• WHAT IS ASKED
Set all the material down again unchanged, without the pictures.

Some records
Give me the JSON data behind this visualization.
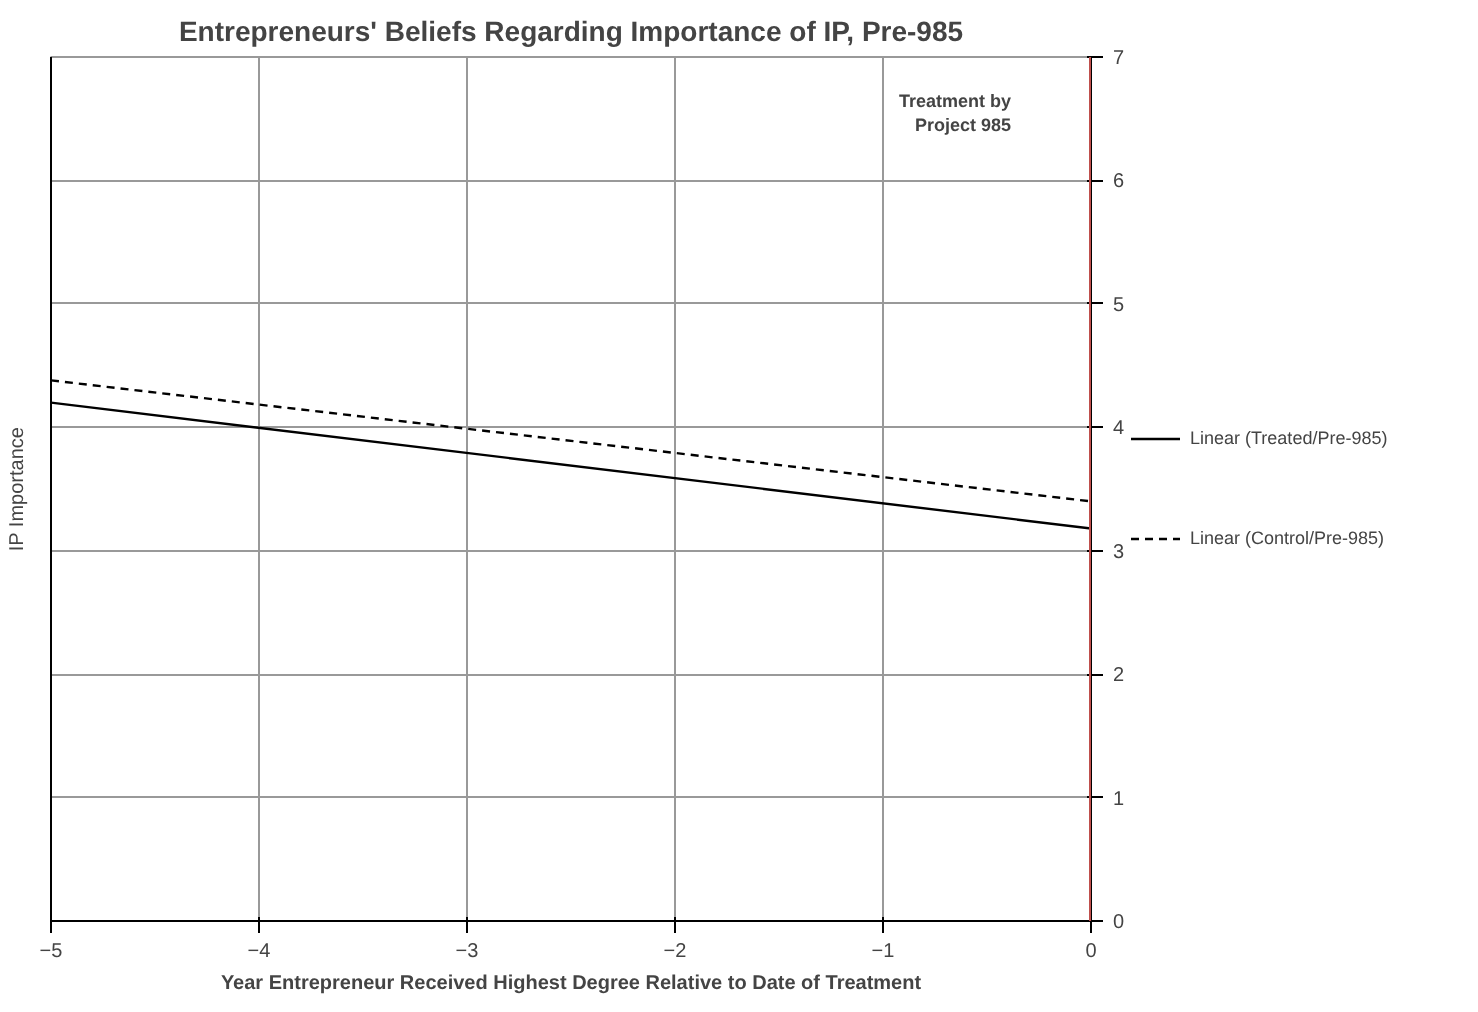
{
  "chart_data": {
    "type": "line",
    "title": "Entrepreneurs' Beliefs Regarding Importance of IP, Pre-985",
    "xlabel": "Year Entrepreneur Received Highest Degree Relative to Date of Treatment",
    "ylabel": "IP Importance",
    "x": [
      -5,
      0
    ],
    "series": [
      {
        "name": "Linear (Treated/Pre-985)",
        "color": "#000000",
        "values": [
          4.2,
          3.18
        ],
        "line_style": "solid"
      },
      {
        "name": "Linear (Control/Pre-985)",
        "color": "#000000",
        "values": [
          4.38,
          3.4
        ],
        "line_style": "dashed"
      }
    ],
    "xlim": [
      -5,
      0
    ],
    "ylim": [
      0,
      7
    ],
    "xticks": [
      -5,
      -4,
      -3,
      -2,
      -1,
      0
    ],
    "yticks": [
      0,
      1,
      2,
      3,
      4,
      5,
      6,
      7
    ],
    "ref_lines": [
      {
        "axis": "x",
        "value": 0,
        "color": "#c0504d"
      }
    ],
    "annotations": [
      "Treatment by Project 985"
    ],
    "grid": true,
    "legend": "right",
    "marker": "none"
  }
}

• RESULT OF THE TASK
Give me the JSON data behind this visualization.
{
  "chart_data": {
    "type": "line",
    "title": "Entrepreneurs' Beliefs Regarding Importance of IP, Pre-985",
    "xlabel": "Year Entrepreneur Received Highest Degree Relative to Date of Treatment",
    "ylabel": "IP Importance",
    "x": [
      -5,
      0
    ],
    "series": [
      {
        "name": "Linear (Treated/Pre-985)",
        "color": "#000000",
        "values": [
          4.2,
          3.18
        ],
        "line_style": "solid"
      },
      {
        "name": "Linear (Control/Pre-985)",
        "color": "#000000",
        "values": [
          4.38,
          3.4
        ],
        "line_style": "dashed"
      }
    ],
    "xlim": [
      -5,
      0
    ],
    "ylim": [
      0,
      7
    ],
    "xticks": [
      -5,
      -4,
      -3,
      -2,
      -1,
      0
    ],
    "yticks": [
      0,
      1,
      2,
      3,
      4,
      5,
      6,
      7
    ],
    "ref_lines": [
      {
        "axis": "x",
        "value": 0,
        "color": "#c0504d"
      }
    ],
    "annotations": [
      "Treatment by Project 985"
    ],
    "grid": true,
    "legend": "right",
    "marker": "none"
  }
}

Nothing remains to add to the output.